◆ **TASK INSTRUCTIONS**
All lines in which the word "text" occurs are to be extracted.

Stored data
+---+

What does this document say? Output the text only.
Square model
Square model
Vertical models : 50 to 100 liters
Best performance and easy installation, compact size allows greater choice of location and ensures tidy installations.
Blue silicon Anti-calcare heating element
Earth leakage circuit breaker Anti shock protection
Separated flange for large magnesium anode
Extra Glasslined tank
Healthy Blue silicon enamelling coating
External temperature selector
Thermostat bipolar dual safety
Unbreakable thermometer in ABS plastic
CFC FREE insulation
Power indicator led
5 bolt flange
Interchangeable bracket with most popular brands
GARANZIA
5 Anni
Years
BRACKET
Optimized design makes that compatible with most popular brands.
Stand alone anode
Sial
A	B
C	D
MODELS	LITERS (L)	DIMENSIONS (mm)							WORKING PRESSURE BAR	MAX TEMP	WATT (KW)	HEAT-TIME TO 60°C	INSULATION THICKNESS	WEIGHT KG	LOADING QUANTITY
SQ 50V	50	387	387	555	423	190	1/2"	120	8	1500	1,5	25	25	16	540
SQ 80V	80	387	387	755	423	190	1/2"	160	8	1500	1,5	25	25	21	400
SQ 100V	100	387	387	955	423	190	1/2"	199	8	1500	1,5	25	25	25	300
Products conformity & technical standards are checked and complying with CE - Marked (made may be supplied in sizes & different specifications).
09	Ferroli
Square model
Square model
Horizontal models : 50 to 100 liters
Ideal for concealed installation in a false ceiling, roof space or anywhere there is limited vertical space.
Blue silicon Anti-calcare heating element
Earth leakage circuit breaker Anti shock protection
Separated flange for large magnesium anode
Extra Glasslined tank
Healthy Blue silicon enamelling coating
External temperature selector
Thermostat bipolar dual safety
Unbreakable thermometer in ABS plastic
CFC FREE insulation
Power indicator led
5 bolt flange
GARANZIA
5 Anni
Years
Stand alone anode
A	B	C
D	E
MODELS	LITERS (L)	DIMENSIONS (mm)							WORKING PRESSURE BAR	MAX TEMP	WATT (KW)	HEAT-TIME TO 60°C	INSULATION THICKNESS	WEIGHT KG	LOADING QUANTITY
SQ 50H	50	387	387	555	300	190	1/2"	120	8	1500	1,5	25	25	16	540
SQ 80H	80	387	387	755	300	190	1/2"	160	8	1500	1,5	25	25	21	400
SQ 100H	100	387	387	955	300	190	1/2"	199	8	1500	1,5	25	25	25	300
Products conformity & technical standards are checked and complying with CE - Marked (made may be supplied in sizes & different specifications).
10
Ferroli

+---+

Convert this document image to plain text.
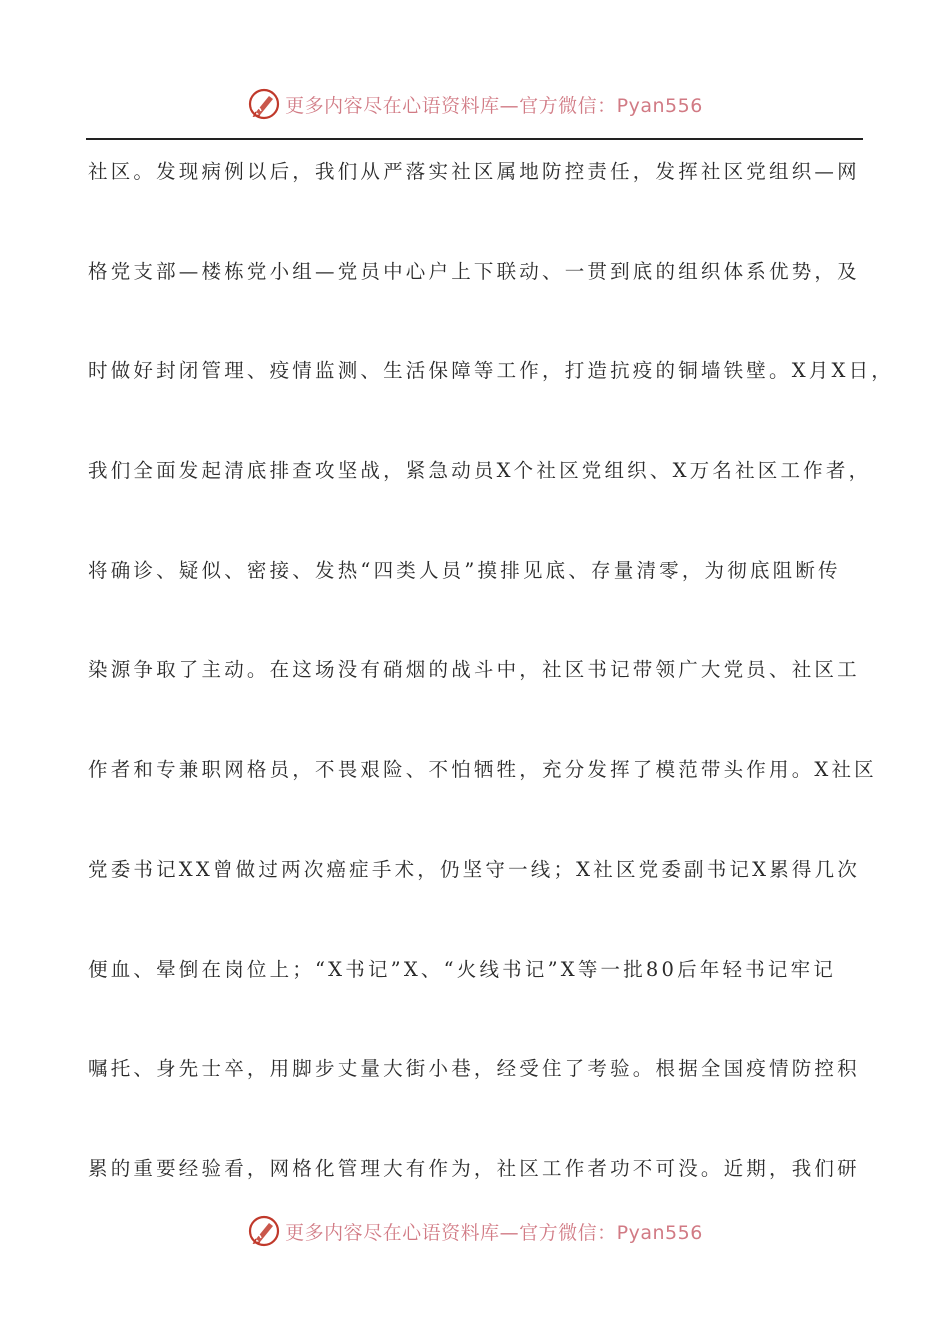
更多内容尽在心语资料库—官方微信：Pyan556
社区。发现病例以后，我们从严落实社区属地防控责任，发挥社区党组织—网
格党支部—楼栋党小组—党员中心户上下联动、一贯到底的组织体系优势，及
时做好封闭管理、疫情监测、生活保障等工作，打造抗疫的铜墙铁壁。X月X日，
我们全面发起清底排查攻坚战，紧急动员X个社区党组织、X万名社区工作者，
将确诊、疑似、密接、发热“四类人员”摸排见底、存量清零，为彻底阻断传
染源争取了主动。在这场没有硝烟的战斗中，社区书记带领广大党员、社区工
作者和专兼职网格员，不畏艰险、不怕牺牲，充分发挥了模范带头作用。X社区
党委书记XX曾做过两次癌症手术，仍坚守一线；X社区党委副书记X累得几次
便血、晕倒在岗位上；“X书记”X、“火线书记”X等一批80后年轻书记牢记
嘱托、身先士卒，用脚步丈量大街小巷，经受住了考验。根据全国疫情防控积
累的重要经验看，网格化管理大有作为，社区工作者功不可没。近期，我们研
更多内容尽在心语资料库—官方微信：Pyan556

+---+

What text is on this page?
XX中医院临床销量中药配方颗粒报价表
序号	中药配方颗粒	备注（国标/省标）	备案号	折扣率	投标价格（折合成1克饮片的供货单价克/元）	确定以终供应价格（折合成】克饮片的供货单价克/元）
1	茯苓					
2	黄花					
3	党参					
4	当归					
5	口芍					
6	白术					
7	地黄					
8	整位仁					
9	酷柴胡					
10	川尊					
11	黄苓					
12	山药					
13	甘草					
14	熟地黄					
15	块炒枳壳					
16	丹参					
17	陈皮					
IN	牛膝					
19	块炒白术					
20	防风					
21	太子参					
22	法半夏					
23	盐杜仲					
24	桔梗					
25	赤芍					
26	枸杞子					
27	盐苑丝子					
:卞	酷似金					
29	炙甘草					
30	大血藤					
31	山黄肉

+---+

◆ **COMPLETED TASK**
What does this document say? Output the text only.
Convert this document image to plain text.
What text is on this page?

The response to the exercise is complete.